Records to use -

:::

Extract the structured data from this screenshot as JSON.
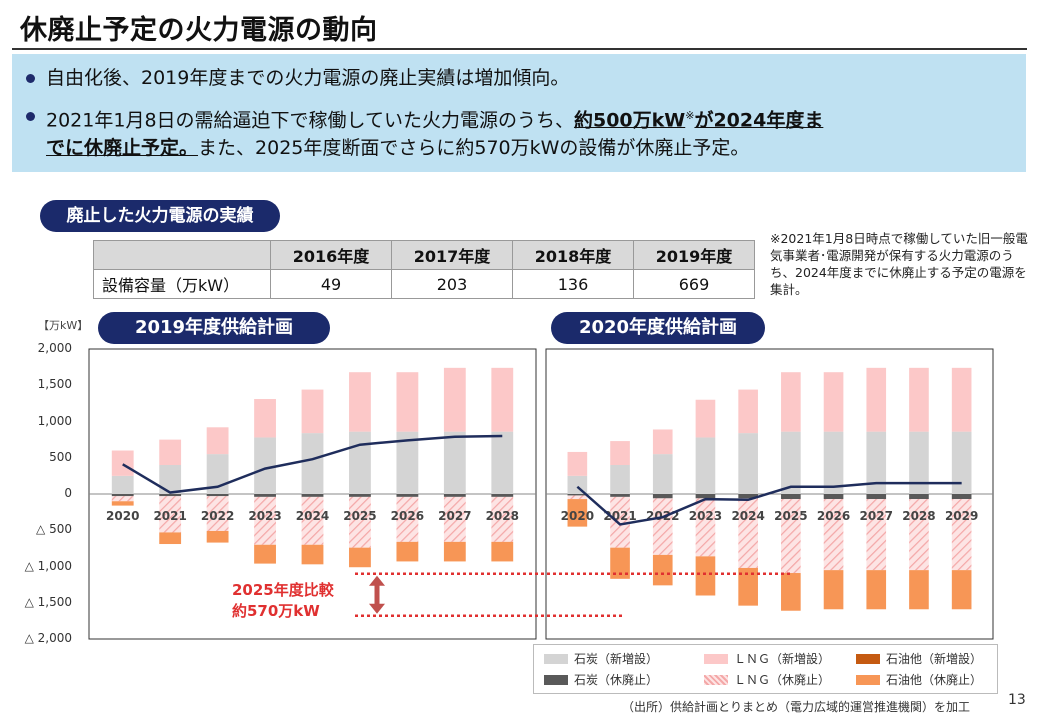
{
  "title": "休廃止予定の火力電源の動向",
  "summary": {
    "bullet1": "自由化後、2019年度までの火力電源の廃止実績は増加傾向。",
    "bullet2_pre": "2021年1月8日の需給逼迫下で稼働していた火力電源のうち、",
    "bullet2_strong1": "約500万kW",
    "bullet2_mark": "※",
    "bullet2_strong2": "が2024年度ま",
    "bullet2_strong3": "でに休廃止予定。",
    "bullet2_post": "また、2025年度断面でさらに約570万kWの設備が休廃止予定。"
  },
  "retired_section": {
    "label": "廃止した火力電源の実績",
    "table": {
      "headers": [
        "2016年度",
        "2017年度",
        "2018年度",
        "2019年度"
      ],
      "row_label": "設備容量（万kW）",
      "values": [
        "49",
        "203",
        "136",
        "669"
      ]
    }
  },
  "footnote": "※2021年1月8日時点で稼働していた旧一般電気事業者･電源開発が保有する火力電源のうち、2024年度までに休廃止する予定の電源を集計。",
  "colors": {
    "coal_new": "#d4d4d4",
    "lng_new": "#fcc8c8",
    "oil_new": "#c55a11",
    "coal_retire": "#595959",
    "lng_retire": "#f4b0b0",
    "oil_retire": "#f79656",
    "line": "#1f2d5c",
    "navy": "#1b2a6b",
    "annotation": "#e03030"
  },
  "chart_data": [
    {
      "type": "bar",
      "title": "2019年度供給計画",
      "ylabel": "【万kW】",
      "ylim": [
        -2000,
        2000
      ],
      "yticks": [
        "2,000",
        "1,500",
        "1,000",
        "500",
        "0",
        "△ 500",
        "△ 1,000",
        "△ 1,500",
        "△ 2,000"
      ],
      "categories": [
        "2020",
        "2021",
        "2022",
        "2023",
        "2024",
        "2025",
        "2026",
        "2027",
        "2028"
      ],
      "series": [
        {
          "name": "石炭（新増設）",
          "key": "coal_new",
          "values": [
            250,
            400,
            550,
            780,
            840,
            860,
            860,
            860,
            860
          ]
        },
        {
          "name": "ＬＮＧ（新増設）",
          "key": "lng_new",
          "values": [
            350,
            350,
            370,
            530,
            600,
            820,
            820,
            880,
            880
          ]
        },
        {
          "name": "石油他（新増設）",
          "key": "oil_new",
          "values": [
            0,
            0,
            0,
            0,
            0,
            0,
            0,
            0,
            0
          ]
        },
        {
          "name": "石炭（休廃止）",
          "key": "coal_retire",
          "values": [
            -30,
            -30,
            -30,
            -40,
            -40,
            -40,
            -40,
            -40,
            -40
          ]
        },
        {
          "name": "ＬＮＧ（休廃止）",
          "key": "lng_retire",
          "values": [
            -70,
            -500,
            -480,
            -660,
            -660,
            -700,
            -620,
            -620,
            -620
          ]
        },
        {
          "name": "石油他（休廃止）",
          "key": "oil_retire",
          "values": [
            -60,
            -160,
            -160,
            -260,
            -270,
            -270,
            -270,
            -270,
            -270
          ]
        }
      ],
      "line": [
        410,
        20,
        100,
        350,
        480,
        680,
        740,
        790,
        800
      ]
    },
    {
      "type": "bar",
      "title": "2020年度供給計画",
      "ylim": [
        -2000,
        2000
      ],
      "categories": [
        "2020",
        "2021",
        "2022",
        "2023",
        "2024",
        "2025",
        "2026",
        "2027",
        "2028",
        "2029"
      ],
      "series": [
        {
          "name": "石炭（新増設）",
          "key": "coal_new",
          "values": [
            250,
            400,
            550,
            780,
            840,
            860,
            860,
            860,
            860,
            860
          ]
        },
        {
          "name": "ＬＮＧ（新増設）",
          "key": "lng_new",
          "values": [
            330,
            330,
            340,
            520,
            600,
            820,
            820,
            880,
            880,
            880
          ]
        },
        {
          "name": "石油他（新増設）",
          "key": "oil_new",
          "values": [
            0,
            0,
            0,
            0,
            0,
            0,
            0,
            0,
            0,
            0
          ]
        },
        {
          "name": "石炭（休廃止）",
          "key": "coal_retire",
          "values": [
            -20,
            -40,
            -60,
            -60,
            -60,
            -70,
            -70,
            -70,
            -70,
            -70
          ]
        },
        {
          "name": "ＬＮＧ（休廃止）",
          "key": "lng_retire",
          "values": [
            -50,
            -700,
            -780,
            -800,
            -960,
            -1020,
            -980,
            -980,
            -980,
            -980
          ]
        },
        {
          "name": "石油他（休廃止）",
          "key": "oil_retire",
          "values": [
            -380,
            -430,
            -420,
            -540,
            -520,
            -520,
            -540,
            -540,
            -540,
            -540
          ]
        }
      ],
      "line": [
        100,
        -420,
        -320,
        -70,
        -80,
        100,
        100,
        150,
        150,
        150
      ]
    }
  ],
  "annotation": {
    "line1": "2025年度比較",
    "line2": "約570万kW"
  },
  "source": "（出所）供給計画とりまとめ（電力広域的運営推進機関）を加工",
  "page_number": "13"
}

:::

What you should do - Retype everything in the material word for word, minus pictures.

Result of this exercise -
Extract the structured data from this screenshot as JSON.
{
  "title": "休廃止予定の火力電源の動向",
  "summary": {
    "bullet1": "自由化後、2019年度までの火力電源の廃止実績は増加傾向。",
    "bullet2_pre": "2021年1月8日の需給逼迫下で稼働していた火力電源のうち、",
    "bullet2_strong1": "約500万kW",
    "bullet2_mark": "※",
    "bullet2_strong2": "が2024年度ま",
    "bullet2_strong3": "でに休廃止予定。",
    "bullet2_post": "また、2025年度断面でさらに約570万kWの設備が休廃止予定。"
  },
  "retired_section": {
    "label": "廃止した火力電源の実績",
    "table": {
      "headers": [
        "2016年度",
        "2017年度",
        "2018年度",
        "2019年度"
      ],
      "row_label": "設備容量（万kW）",
      "values": [
        "49",
        "203",
        "136",
        "669"
      ]
    }
  },
  "footnote": "※2021年1月8日時点で稼働していた旧一般電気事業者･電源開発が保有する火力電源のうち、2024年度までに休廃止する予定の電源を集計。",
  "colors": {
    "coal_new": "#d4d4d4",
    "lng_new": "#fcc8c8",
    "oil_new": "#c55a11",
    "coal_retire": "#595959",
    "lng_retire": "#f4b0b0",
    "oil_retire": "#f79656",
    "line": "#1f2d5c",
    "navy": "#1b2a6b",
    "annotation": "#e03030"
  },
  "chart_data": [
    {
      "type": "bar",
      "title": "2019年度供給計画",
      "ylabel": "【万kW】",
      "ylim": [
        -2000,
        2000
      ],
      "yticks": [
        "2,000",
        "1,500",
        "1,000",
        "500",
        "0",
        "△ 500",
        "△ 1,000",
        "△ 1,500",
        "△ 2,000"
      ],
      "categories": [
        "2020",
        "2021",
        "2022",
        "2023",
        "2024",
        "2025",
        "2026",
        "2027",
        "2028"
      ],
      "series": [
        {
          "name": "石炭（新増設）",
          "key": "coal_new",
          "values": [
            250,
            400,
            550,
            780,
            840,
            860,
            860,
            860,
            860
          ]
        },
        {
          "name": "ＬＮＧ（新増設）",
          "key": "lng_new",
          "values": [
            350,
            350,
            370,
            530,
            600,
            820,
            820,
            880,
            880
          ]
        },
        {
          "name": "石油他（新増設）",
          "key": "oil_new",
          "values": [
            0,
            0,
            0,
            0,
            0,
            0,
            0,
            0,
            0
          ]
        },
        {
          "name": "石炭（休廃止）",
          "key": "coal_retire",
          "values": [
            -30,
            -30,
            -30,
            -40,
            -40,
            -40,
            -40,
            -40,
            -40
          ]
        },
        {
          "name": "ＬＮＧ（休廃止）",
          "key": "lng_retire",
          "values": [
            -70,
            -500,
            -480,
            -660,
            -660,
            -700,
            -620,
            -620,
            -620
          ]
        },
        {
          "name": "石油他（休廃止）",
          "key": "oil_retire",
          "values": [
            -60,
            -160,
            -160,
            -260,
            -270,
            -270,
            -270,
            -270,
            -270
          ]
        }
      ],
      "line": [
        410,
        20,
        100,
        350,
        480,
        680,
        740,
        790,
        800
      ]
    },
    {
      "type": "bar",
      "title": "2020年度供給計画",
      "ylim": [
        -2000,
        2000
      ],
      "categories": [
        "2020",
        "2021",
        "2022",
        "2023",
        "2024",
        "2025",
        "2026",
        "2027",
        "2028",
        "2029"
      ],
      "series": [
        {
          "name": "石炭（新増設）",
          "key": "coal_new",
          "values": [
            250,
            400,
            550,
            780,
            840,
            860,
            860,
            860,
            860,
            860
          ]
        },
        {
          "name": "ＬＮＧ（新増設）",
          "key": "lng_new",
          "values": [
            330,
            330,
            340,
            520,
            600,
            820,
            820,
            880,
            880,
            880
          ]
        },
        {
          "name": "石油他（新増設）",
          "key": "oil_new",
          "values": [
            0,
            0,
            0,
            0,
            0,
            0,
            0,
            0,
            0,
            0
          ]
        },
        {
          "name": "石炭（休廃止）",
          "key": "coal_retire",
          "values": [
            -20,
            -40,
            -60,
            -60,
            -60,
            -70,
            -70,
            -70,
            -70,
            -70
          ]
        },
        {
          "name": "ＬＮＧ（休廃止）",
          "key": "lng_retire",
          "values": [
            -50,
            -700,
            -780,
            -800,
            -960,
            -1020,
            -980,
            -980,
            -980,
            -980
          ]
        },
        {
          "name": "石油他（休廃止）",
          "key": "oil_retire",
          "values": [
            -380,
            -430,
            -420,
            -540,
            -520,
            -520,
            -540,
            -540,
            -540,
            -540
          ]
        }
      ],
      "line": [
        100,
        -420,
        -320,
        -70,
        -80,
        100,
        100,
        150,
        150,
        150
      ]
    }
  ],
  "annotation": {
    "line1": "2025年度比較",
    "line2": "約570万kW"
  },
  "source": "（出所）供給計画とりまとめ（電力広域的運営推進機関）を加工",
  "page_number": "13"
}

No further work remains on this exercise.